● THE PROBLEM
Collect each line holding the string "them".
--- begin RECORDS SHOWN ---
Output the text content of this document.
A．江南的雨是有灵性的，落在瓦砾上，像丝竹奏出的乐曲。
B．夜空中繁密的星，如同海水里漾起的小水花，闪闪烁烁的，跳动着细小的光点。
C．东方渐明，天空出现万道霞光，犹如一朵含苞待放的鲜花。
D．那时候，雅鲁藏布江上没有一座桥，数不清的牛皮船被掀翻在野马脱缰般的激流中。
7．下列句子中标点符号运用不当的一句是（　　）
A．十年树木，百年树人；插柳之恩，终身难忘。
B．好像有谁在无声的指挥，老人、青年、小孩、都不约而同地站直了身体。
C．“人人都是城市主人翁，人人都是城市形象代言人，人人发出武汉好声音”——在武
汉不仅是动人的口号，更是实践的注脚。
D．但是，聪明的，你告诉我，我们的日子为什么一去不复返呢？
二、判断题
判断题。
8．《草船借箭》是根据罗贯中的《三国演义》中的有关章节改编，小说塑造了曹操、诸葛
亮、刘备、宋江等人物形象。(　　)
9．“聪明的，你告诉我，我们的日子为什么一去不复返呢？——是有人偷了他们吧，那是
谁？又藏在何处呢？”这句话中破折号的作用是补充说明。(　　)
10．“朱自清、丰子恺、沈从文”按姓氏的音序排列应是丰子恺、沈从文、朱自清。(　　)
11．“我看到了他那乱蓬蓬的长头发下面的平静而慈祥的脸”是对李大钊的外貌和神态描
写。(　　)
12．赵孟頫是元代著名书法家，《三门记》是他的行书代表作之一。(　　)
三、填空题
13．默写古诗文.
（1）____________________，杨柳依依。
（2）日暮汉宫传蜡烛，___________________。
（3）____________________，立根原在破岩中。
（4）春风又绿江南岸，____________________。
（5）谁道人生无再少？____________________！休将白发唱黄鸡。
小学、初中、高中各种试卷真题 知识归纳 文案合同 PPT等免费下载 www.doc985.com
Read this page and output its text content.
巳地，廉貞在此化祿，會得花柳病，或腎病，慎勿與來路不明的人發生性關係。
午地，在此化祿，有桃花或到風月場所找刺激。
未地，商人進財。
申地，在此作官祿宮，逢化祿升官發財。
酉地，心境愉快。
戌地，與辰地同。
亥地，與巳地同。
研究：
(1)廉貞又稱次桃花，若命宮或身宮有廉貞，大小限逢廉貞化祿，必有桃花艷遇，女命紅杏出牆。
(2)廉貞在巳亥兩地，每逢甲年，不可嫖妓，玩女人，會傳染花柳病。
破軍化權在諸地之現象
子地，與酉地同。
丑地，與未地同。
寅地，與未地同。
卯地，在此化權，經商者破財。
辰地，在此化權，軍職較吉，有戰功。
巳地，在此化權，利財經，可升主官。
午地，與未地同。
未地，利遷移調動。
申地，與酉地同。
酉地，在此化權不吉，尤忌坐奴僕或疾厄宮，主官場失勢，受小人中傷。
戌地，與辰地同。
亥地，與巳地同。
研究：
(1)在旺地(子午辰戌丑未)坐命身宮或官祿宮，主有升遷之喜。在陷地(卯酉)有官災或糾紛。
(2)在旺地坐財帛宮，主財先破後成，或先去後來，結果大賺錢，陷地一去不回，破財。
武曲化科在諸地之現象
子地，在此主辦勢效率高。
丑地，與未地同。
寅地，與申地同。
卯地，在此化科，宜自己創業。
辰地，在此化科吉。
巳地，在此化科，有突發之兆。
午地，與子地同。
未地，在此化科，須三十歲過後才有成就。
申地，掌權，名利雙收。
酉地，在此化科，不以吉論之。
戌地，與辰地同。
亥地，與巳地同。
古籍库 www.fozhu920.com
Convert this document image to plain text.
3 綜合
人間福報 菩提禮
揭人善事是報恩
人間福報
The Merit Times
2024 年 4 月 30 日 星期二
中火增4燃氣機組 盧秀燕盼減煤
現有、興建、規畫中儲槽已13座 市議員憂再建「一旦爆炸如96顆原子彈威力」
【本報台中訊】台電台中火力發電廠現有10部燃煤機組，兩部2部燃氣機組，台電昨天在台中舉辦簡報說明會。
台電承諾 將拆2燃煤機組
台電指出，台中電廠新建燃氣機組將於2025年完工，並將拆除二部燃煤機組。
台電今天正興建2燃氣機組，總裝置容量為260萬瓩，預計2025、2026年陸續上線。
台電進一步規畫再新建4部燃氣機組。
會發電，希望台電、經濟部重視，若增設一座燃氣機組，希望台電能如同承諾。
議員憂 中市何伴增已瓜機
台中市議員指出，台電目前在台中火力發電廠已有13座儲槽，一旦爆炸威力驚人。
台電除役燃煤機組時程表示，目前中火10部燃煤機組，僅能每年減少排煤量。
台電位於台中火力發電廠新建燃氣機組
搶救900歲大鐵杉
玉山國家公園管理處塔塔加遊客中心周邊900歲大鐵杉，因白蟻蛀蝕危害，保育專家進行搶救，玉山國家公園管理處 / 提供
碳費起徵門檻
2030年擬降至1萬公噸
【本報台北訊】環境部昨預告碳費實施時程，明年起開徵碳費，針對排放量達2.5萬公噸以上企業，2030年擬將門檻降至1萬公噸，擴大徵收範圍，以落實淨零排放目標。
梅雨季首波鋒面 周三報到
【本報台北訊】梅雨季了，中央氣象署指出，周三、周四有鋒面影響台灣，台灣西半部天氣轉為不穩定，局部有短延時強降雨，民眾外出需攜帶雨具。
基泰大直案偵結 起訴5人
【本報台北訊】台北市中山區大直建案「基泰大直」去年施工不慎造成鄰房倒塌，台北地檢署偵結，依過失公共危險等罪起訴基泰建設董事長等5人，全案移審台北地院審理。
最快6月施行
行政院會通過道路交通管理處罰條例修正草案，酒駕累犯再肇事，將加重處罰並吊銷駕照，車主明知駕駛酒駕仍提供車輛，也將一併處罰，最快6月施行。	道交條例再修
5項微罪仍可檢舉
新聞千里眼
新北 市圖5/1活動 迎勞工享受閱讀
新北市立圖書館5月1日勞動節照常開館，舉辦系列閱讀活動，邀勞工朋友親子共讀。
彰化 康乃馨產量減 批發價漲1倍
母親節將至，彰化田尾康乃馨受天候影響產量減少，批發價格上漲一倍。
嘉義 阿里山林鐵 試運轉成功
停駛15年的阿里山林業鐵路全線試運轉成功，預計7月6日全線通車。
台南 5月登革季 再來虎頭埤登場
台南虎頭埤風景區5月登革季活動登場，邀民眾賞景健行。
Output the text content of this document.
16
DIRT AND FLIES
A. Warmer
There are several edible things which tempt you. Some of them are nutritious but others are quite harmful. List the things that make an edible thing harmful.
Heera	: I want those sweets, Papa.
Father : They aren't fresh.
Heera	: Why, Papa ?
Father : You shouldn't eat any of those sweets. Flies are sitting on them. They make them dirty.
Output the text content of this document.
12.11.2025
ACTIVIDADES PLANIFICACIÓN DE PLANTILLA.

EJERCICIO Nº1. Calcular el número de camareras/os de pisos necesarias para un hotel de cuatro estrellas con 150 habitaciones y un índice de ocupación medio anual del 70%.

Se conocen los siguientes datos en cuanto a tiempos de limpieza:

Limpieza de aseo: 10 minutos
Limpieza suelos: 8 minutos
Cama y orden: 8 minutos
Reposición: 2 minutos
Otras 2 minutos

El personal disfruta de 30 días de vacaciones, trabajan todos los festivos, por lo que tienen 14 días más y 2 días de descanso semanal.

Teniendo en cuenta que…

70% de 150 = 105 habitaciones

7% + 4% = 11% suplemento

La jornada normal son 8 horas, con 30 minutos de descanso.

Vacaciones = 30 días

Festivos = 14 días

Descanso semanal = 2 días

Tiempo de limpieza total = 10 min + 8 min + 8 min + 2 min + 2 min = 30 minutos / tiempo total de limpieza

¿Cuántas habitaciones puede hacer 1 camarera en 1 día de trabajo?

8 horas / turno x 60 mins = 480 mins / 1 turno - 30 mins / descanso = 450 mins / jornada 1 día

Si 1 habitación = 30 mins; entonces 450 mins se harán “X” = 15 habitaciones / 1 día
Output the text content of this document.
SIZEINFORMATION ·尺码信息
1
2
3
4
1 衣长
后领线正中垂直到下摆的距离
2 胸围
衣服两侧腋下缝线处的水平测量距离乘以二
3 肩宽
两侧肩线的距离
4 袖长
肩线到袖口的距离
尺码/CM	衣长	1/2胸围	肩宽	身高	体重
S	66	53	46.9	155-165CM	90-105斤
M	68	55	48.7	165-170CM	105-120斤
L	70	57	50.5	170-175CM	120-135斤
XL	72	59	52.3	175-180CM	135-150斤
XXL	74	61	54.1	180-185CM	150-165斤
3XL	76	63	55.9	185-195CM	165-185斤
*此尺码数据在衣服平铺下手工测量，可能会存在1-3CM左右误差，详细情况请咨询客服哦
--- end RECORDS SHOWN ---
● RESULT
There are several edible things which tempt you. Some of them are nutritious but others are quite harmful. List the things that make an edible thing harmful.
Father : You shouldn't eat any of those sweets. Flies are sitting on them. They make them dirty.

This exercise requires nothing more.